What you should do: Repeat every record below exactly as written.

[Stored data entries]
──────────

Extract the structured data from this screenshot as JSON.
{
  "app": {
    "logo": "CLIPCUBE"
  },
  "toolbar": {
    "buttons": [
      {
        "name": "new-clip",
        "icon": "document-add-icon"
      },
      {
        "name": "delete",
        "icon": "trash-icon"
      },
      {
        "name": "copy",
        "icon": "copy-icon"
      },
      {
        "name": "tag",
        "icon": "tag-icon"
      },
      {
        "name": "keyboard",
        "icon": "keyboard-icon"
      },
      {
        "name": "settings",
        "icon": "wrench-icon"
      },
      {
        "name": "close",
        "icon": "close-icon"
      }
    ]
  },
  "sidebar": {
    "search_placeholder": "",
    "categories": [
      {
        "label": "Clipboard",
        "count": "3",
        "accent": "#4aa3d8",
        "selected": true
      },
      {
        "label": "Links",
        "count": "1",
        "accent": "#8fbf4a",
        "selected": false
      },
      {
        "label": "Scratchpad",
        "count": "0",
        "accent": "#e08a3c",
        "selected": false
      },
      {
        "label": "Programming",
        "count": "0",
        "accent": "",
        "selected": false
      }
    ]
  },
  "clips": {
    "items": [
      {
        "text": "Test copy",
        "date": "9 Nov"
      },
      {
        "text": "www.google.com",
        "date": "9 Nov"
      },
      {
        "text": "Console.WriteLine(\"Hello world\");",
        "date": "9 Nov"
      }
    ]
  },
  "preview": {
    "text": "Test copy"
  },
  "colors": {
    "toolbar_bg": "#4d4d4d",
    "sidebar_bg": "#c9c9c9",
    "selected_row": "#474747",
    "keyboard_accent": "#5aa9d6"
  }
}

──────────

Task solution:
Extract the structured data from this screenshot as JSON.
{
  "app": {
    "logo": "CLIPCUBE"
  },
  "toolbar": {
    "buttons": [
      {
        "name": "new-clip",
        "icon": "document-add-icon"
      },
      {
        "name": "delete",
        "icon": "trash-icon"
      },
      {
        "name": "copy",
        "icon": "copy-icon"
      },
      {
        "name": "tag",
        "icon": "tag-icon"
      },
      {
        "name": "keyboard",
        "icon": "keyboard-icon"
      },
      {
        "name": "settings",
        "icon": "wrench-icon"
      },
      {
        "name": "close",
        "icon": "close-icon"
      }
    ]
  },
  "sidebar": {
    "search_placeholder": "",
    "categories": [
      {
        "label": "Clipboard",
        "count": "3",
        "accent": "#4aa3d8",
        "selected": true
      },
      {
        "label": "Links",
        "count": "1",
        "accent": "#8fbf4a",
        "selected": false
      },
      {
        "label": "Scratchpad",
        "count": "0",
        "accent": "#e08a3c",
        "selected": false
      },
      {
        "label": "Programming",
        "count": "0",
        "accent": "",
        "selected": false
      }
    ]
  },
  "clips": {
    "items": [
      {
        "text": "Test copy",
        "date": "9 Nov"
      },
      {
        "text": "www.google.com",
        "date": "9 Nov"
      },
      {
        "text": "Console.WriteLine(\"Hello world\");",
        "date": "9 Nov"
      }
    ]
  },
  "preview": {
    "text": "Test copy"
  },
  "colors": {
    "toolbar_bg": "#4d4d4d",
    "sidebar_bg": "#c9c9c9",
    "selected_row": "#474747",
    "keyboard_accent": "#5aa9d6"
  }
}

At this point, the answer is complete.